> _STATED PROBLEM_
Each record below should be repeated precisely as written.

> _DATA_

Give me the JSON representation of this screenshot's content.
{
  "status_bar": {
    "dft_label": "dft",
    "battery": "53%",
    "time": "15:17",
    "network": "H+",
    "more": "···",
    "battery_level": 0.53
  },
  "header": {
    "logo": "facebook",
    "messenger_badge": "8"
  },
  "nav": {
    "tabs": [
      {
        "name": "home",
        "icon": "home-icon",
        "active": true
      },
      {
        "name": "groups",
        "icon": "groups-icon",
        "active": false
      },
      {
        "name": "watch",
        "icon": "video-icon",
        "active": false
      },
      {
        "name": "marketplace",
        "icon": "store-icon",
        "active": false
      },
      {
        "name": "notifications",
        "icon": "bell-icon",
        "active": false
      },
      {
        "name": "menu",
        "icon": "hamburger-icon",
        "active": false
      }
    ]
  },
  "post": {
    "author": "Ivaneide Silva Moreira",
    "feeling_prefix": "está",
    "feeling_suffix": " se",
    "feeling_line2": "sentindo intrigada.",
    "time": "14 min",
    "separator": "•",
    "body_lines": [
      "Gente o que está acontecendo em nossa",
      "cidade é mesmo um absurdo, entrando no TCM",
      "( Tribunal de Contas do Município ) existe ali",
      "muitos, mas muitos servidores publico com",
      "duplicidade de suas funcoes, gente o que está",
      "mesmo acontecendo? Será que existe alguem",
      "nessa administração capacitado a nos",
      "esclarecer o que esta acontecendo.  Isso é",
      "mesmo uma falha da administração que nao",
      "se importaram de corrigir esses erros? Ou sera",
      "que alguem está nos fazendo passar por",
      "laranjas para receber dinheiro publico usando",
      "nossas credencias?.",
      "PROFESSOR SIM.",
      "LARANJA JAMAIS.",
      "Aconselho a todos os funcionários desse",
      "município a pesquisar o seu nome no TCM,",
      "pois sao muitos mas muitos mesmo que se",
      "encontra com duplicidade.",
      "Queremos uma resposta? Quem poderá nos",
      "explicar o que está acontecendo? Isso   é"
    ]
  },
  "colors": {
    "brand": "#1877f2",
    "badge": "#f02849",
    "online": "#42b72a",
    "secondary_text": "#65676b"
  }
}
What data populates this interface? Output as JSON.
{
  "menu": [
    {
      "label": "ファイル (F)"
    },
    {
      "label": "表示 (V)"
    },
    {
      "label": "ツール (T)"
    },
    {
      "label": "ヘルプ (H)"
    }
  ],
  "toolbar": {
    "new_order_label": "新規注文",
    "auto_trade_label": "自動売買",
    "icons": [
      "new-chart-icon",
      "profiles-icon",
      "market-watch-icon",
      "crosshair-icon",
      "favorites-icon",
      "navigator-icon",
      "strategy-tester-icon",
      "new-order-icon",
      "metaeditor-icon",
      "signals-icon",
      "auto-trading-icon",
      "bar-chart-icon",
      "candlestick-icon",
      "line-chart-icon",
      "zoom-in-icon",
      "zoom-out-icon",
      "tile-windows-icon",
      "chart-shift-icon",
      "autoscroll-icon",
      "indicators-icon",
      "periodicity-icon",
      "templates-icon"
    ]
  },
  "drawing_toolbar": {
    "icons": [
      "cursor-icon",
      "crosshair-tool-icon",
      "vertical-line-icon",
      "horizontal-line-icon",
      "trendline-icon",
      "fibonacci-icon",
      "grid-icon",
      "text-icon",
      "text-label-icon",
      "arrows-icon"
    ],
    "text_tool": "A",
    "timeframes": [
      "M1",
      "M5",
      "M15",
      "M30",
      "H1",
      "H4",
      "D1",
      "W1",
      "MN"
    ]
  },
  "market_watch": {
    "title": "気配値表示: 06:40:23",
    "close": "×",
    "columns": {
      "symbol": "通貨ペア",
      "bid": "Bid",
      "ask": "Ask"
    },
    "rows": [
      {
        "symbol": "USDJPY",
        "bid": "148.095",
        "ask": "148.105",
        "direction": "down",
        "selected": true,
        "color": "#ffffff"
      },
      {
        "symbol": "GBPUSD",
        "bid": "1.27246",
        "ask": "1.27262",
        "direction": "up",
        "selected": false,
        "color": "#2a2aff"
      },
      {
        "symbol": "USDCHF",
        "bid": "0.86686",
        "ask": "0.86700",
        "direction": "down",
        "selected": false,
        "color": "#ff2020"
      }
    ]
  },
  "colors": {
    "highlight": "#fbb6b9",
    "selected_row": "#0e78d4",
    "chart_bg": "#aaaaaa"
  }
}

> _COMPLETE ANSWER_
Give me the JSON representation of this screenshot's content.
{
  "status_bar": {
    "dft_label": "dft",
    "battery": "53%",
    "time": "15:17",
    "network": "H+",
    "more": "···",
    "battery_level": 0.53
  },
  "header": {
    "logo": "facebook",
    "messenger_badge": "8"
  },
  "nav": {
    "tabs": [
      {
        "name": "home",
        "icon": "home-icon",
        "active": true
      },
      {
        "name": "groups",
        "icon": "groups-icon",
        "active": false
      },
      {
        "name": "watch",
        "icon": "video-icon",
        "active": false
      },
      {
        "name": "marketplace",
        "icon": "store-icon",
        "active": false
      },
      {
        "name": "notifications",
        "icon": "bell-icon",
        "active": false
      },
      {
        "name": "menu",
        "icon": "hamburger-icon",
        "active": false
      }
    ]
  },
  "post": {
    "author": "Ivaneide Silva Moreira",
    "feeling_prefix": "está",
    "feeling_suffix": " se",
    "feeling_line2": "sentindo intrigada.",
    "time": "14 min",
    "separator": "•",
    "body_lines": [
      "Gente o que está acontecendo em nossa",
      "cidade é mesmo um absurdo, entrando no TCM",
      "( Tribunal de Contas do Município ) existe ali",
      "muitos, mas muitos servidores publico com",
      "duplicidade de suas funcoes, gente o que está",
      "mesmo acontecendo? Será que existe alguem",
      "nessa administração capacitado a nos",
      "esclarecer o que esta acontecendo.  Isso é",
      "mesmo uma falha da administração que nao",
      "se importaram de corrigir esses erros? Ou sera",
      "que alguem está nos fazendo passar por",
      "laranjas para receber dinheiro publico usando",
      "nossas credencias?.",
      "PROFESSOR SIM.",
      "LARANJA JAMAIS.",
      "Aconselho a todos os funcionários desse",
      "município a pesquisar o seu nome no TCM,",
      "pois sao muitos mas muitos mesmo que se",
      "encontra com duplicidade.",
      "Queremos uma resposta? Quem poderá nos",
      "explicar o que está acontecendo? Isso   é"
    ]
  },
  "colors": {
    "brand": "#1877f2",
    "badge": "#f02849",
    "online": "#42b72a",
    "secondary_text": "#65676b"
  }
}
What data populates this interface? Output as JSON.
{
  "menu": [
    {
      "label": "ファイル (F)"
    },
    {
      "label": "表示 (V)"
    },
    {
      "label": "ツール (T)"
    },
    {
      "label": "ヘルプ (H)"
    }
  ],
  "toolbar": {
    "new_order_label": "新規注文",
    "auto_trade_label": "自動売買",
    "icons": [
      "new-chart-icon",
      "profiles-icon",
      "market-watch-icon",
      "crosshair-icon",
      "favorites-icon",
      "navigator-icon",
      "strategy-tester-icon",
      "new-order-icon",
      "metaeditor-icon",
      "signals-icon",
      "auto-trading-icon",
      "bar-chart-icon",
      "candlestick-icon",
      "line-chart-icon",
      "zoom-in-icon",
      "zoom-out-icon",
      "tile-windows-icon",
      "chart-shift-icon",
      "autoscroll-icon",
      "indicators-icon",
      "periodicity-icon",
      "templates-icon"
    ]
  },
  "drawing_toolbar": {
    "icons": [
      "cursor-icon",
      "crosshair-tool-icon",
      "vertical-line-icon",
      "horizontal-line-icon",
      "trendline-icon",
      "fibonacci-icon",
      "grid-icon",
      "text-icon",
      "text-label-icon",
      "arrows-icon"
    ],
    "text_tool": "A",
    "timeframes": [
      "M1",
      "M5",
      "M15",
      "M30",
      "H1",
      "H4",
      "D1",
      "W1",
      "MN"
    ]
  },
  "market_watch": {
    "title": "気配値表示: 06:40:23",
    "close": "×",
    "columns": {
      "symbol": "通貨ペア",
      "bid": "Bid",
      "ask": "Ask"
    },
    "rows": [
      {
        "symbol": "USDJPY",
        "bid": "148.095",
        "ask": "148.105",
        "direction": "down",
        "selected": true,
        "color": "#ffffff"
      },
      {
        "symbol": "GBPUSD",
        "bid": "1.27246",
        "ask": "1.27262",
        "direction": "up",
        "selected": false,
        "color": "#2a2aff"
      },
      {
        "symbol": "USDCHF",
        "bid": "0.86686",
        "ask": "0.86700",
        "direction": "down",
        "selected": false,
        "color": "#ff2020"
      }
    ]
  },
  "colors": {
    "highlight": "#fbb6b9",
    "selected_row": "#0e78d4",
    "chart_bg": "#aaaaaa"
  }
}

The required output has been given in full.